* [Dataset entries]
┄┄┄┄┄┄┄┄┄┄
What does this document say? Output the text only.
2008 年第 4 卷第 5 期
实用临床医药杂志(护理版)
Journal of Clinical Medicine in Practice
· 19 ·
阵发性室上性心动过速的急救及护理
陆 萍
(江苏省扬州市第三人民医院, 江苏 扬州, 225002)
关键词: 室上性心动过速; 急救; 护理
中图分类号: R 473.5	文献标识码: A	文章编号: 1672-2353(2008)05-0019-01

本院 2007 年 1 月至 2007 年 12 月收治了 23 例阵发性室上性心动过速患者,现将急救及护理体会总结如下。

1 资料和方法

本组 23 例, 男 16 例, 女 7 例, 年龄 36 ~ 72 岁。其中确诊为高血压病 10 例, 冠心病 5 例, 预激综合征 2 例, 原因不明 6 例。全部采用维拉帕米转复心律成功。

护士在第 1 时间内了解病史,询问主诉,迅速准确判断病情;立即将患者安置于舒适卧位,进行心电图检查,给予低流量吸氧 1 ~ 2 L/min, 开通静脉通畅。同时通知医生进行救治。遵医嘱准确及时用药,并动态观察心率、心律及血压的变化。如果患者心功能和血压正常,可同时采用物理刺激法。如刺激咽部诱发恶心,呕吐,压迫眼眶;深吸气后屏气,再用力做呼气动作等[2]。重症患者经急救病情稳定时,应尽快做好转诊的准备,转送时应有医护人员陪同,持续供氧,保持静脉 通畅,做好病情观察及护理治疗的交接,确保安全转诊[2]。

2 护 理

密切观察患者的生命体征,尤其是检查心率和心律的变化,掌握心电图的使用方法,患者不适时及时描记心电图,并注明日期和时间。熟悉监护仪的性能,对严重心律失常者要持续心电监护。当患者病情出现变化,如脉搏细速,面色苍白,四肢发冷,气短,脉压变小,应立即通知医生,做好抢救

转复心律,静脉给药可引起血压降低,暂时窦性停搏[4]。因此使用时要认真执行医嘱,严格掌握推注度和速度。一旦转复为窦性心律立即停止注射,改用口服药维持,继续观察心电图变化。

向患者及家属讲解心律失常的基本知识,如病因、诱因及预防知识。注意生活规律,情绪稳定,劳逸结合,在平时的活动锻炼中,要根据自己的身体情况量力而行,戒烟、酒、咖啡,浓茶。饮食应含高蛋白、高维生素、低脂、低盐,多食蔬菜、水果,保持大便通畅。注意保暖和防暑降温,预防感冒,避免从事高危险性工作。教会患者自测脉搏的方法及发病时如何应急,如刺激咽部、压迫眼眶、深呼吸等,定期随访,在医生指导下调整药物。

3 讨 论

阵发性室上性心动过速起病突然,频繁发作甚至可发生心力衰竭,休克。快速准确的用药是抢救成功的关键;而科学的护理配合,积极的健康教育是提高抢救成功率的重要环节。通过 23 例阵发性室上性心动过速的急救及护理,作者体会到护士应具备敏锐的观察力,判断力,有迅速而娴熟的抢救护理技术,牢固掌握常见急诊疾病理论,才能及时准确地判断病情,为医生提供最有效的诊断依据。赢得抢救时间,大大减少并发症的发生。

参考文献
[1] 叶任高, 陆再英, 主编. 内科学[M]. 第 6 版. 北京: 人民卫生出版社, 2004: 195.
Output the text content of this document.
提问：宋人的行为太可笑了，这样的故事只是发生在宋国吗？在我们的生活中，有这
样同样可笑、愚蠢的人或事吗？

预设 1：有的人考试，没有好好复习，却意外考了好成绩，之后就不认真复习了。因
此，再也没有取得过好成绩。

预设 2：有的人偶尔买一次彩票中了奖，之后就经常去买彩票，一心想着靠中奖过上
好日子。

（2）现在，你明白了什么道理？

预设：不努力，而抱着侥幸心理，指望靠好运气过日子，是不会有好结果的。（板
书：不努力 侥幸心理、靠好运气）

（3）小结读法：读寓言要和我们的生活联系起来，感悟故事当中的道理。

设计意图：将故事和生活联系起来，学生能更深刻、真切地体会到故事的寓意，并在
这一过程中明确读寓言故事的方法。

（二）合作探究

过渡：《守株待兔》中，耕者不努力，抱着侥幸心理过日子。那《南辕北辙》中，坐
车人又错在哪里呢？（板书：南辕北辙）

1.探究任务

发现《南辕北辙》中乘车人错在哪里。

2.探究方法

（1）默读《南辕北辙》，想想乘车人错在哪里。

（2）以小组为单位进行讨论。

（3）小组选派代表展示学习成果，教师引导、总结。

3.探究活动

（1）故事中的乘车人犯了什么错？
┄┄┄┄┄┄┄┄┄┄
* [What you are asked to do] Each line from the one containing "Output the text content of this document." to the final line of the entries above must be returned exactly, and no other line may appear.

* [Written answer]
Output the text content of this document.
提问：宋人的行为太可笑了，这样的故事只是发生在宋国吗？在我们的生活中，有这
样同样可笑、愚蠢的人或事吗？

预设 1：有的人考试，没有好好复习，却意外考了好成绩，之后就不认真复习了。因
此，再也没有取得过好成绩。

预设 2：有的人偶尔买一次彩票中了奖，之后就经常去买彩票，一心想着靠中奖过上
好日子。

（2）现在，你明白了什么道理？

预设：不努力，而抱着侥幸心理，指望靠好运气过日子，是不会有好结果的。（板
书：不努力 侥幸心理、靠好运气）

（3）小结读法：读寓言要和我们的生活联系起来，感悟故事当中的道理。

设计意图：将故事和生活联系起来，学生能更深刻、真切地体会到故事的寓意，并在
这一过程中明确读寓言故事的方法。

（二）合作探究

过渡：《守株待兔》中，耕者不努力，抱着侥幸心理过日子。那《南辕北辙》中，坐
车人又错在哪里呢？（板书：南辕北辙）

1.探究任务

发现《南辕北辙》中乘车人错在哪里。

2.探究方法

（1）默读《南辕北辙》，想想乘车人错在哪里。

（2）以小组为单位进行讨论。

（3）小组选派代表展示学习成果，教师引导、总结。

3.探究活动

（1）故事中的乘车人犯了什么错？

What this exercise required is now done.